(Stored entries)
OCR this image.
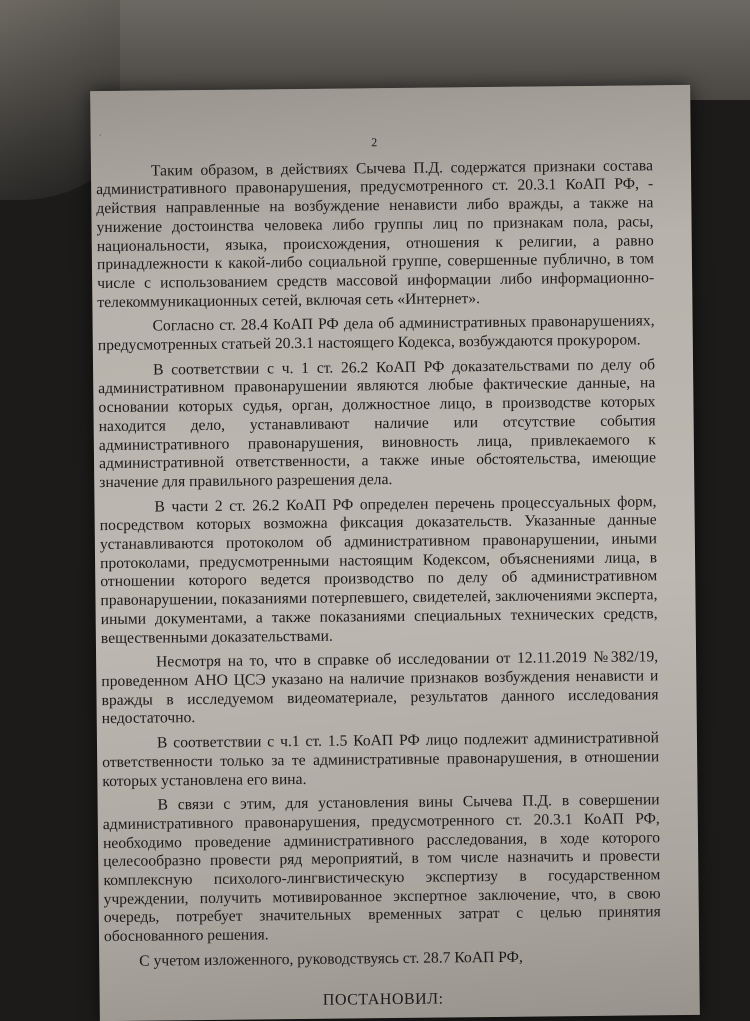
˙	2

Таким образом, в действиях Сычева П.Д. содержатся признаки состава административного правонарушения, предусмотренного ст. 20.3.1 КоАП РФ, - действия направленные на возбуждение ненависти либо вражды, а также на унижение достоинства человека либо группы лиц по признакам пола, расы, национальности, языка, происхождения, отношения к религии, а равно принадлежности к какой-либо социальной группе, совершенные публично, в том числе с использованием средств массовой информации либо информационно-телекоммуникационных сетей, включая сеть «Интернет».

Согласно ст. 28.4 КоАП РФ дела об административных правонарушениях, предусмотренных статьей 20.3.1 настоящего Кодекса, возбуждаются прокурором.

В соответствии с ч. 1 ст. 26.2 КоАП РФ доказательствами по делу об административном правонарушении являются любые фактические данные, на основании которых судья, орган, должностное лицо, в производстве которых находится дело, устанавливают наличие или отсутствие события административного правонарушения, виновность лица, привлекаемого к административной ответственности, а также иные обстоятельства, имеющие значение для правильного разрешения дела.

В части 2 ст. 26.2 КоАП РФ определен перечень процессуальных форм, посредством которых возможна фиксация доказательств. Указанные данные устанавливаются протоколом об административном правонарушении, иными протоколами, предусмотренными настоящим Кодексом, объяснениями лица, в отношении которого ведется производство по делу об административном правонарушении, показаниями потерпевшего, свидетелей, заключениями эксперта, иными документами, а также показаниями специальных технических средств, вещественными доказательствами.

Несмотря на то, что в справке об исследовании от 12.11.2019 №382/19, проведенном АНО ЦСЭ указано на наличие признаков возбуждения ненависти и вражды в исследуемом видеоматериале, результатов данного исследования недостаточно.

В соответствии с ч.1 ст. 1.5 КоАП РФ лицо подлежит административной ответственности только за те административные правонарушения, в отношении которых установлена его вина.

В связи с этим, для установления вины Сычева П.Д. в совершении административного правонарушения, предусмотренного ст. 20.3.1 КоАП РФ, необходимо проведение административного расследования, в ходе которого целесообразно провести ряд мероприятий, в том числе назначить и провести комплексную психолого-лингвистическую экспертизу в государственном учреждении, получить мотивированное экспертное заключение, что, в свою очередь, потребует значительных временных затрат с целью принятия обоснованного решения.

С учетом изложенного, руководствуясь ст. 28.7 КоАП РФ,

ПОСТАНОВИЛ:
...
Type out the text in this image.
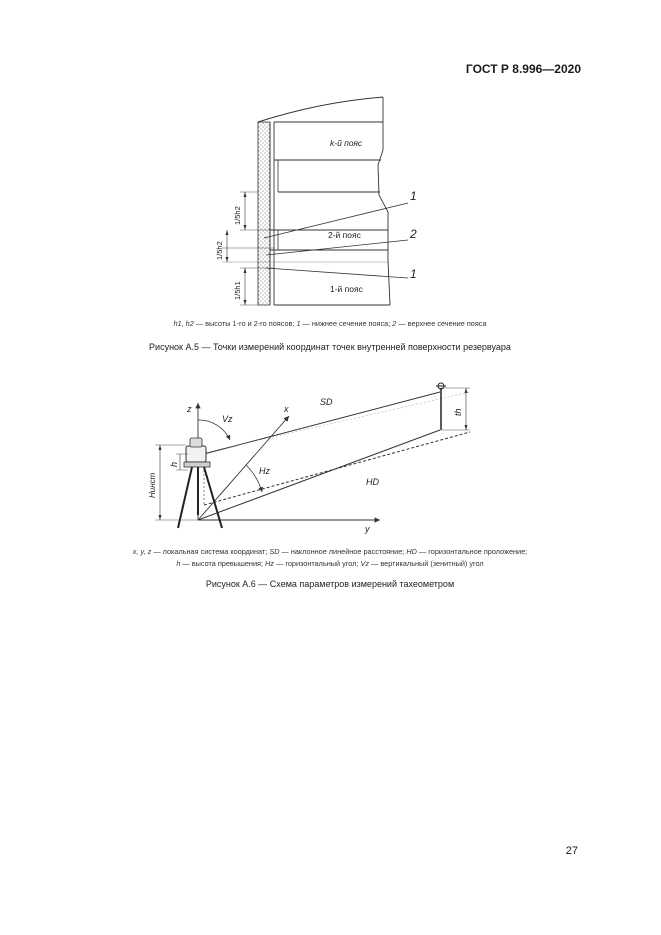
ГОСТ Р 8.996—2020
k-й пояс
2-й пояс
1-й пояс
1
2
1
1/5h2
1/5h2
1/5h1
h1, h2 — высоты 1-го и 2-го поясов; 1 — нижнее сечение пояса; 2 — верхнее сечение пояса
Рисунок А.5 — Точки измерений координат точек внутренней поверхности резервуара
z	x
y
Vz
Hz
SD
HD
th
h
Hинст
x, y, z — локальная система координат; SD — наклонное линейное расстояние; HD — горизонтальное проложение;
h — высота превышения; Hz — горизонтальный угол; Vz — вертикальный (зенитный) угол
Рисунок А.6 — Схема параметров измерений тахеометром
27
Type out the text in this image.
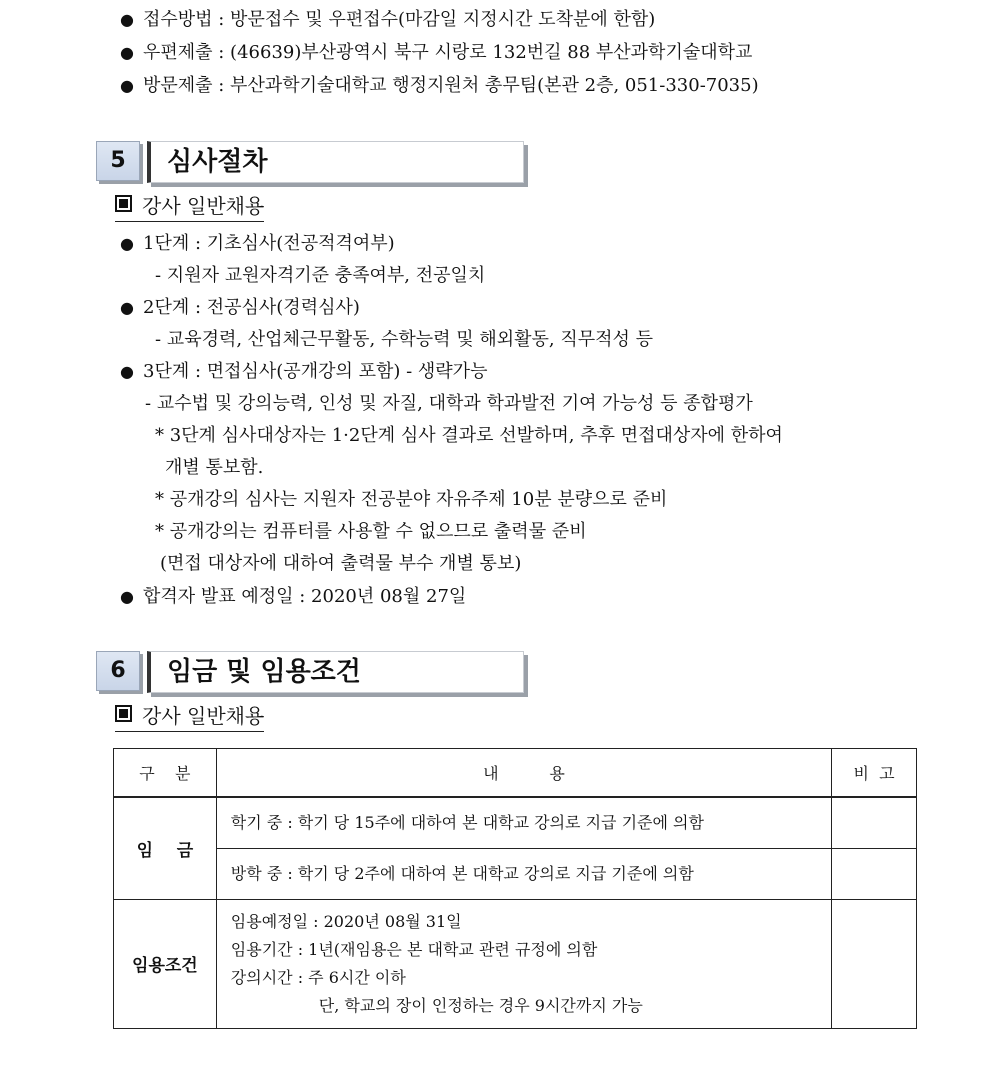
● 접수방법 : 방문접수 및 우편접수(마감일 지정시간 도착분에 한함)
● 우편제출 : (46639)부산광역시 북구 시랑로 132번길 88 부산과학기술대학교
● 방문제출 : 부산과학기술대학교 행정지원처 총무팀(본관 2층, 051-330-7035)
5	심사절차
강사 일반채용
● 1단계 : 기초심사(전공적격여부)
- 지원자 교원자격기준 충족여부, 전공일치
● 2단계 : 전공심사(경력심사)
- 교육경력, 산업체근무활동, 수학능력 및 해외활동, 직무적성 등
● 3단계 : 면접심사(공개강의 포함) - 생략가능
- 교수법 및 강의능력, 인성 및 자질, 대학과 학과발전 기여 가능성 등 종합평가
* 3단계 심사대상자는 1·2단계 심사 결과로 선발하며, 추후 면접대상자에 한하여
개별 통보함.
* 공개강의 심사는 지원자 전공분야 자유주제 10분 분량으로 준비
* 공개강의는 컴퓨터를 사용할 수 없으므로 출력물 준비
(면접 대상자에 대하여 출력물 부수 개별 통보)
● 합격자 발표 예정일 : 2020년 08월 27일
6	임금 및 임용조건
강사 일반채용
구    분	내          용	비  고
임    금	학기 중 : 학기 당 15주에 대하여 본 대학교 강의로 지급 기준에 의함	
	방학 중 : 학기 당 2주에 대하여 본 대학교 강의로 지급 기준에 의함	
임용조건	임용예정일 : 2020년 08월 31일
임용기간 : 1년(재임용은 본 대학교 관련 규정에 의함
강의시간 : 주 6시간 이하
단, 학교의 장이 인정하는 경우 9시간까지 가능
---
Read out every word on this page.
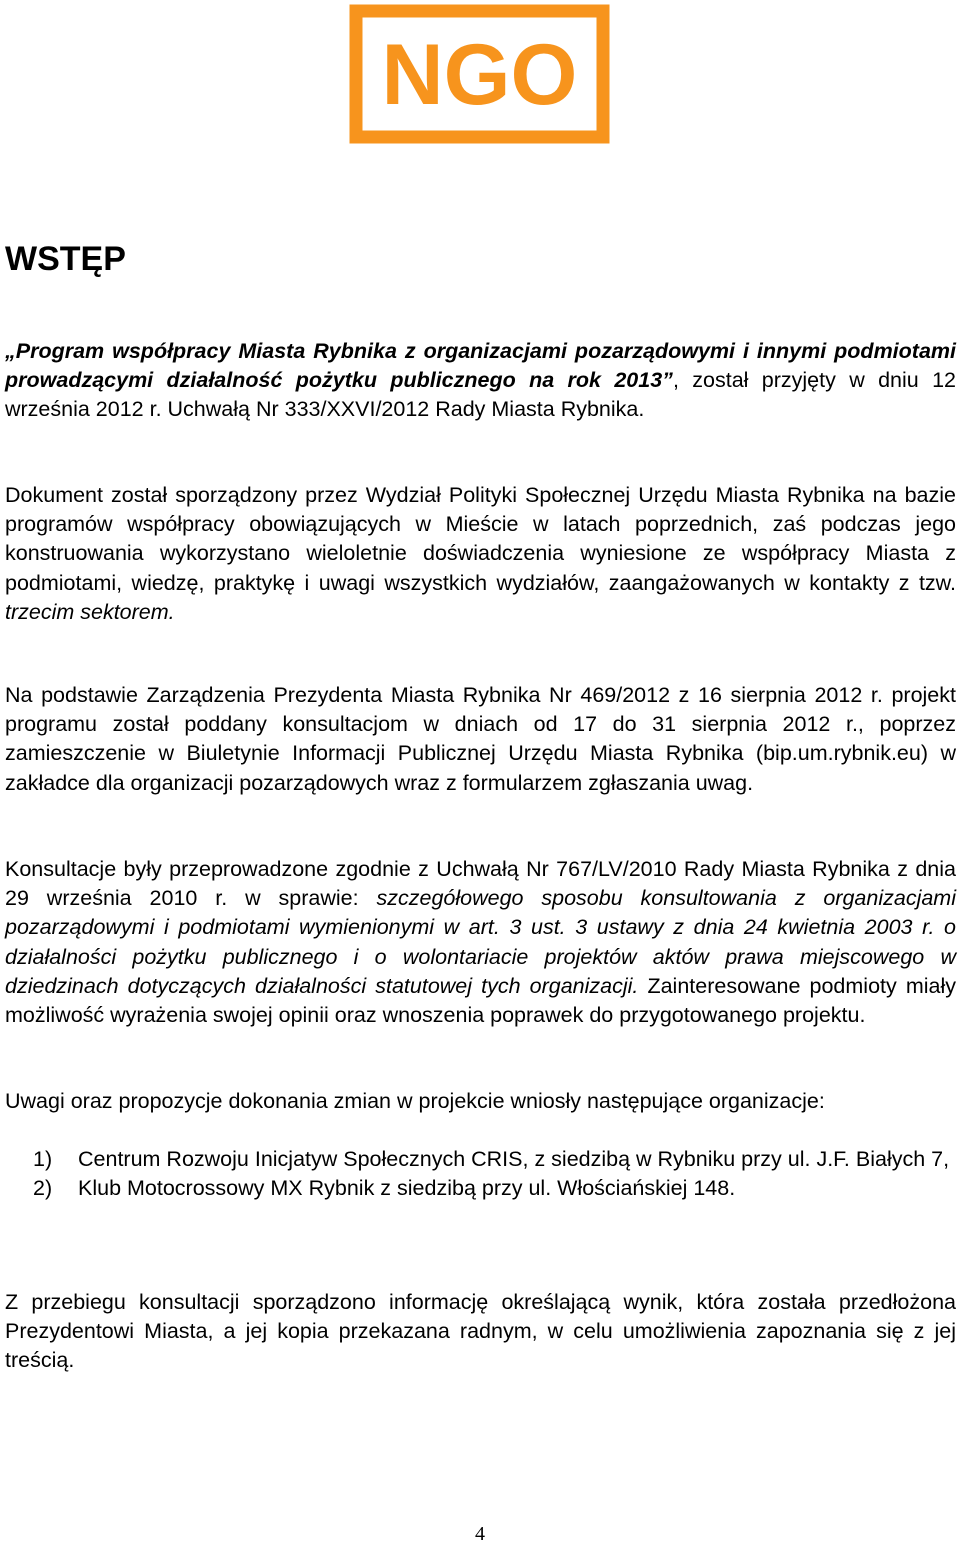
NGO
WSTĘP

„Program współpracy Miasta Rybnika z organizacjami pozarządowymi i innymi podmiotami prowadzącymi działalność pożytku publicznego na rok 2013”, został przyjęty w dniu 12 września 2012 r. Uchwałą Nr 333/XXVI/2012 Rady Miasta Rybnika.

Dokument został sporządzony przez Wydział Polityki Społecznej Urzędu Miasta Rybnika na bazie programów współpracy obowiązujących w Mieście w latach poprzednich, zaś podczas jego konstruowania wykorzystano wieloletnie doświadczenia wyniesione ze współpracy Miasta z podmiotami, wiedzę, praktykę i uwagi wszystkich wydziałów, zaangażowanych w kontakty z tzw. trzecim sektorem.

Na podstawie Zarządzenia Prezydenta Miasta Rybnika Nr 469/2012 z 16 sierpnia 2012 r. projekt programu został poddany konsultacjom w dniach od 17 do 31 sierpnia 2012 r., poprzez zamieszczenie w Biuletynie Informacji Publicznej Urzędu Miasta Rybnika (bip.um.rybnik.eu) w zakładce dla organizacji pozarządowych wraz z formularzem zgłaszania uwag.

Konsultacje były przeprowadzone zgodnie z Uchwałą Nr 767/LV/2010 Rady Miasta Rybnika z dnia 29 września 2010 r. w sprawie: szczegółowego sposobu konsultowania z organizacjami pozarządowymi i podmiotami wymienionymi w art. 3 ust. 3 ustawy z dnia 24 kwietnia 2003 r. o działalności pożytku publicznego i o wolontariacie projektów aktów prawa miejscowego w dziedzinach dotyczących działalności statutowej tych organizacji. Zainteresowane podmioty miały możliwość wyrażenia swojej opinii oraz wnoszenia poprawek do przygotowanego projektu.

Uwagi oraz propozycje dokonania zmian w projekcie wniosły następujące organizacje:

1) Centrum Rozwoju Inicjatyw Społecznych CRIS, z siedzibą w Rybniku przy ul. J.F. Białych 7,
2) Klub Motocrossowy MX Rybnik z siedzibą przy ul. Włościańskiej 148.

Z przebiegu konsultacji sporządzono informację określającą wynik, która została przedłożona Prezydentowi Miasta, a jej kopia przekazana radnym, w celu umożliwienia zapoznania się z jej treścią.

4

Problem to work on. Wherever the string "соответствии" appears in the entries above, list that line.

Result.
В соответствии с ч. 1 ст. 26.2 КоАП РФ доказательствами по делу об административном правонарушении являются любые фактические данные, на основании которых судья, орган, должностное лицо, в производстве которых находится дело, устанавливают наличие или отсутствие события административного правонарушения, виновность лица, привлекаемого к административной ответственности, а также иные обстоятельства, имеющие значение для правильного разрешения дела.
В соответствии с ч.1 ст. 1.5 КоАП РФ лицо подлежит административной ответственности только за те административные правонарушения, в отношении которых установлена его вина.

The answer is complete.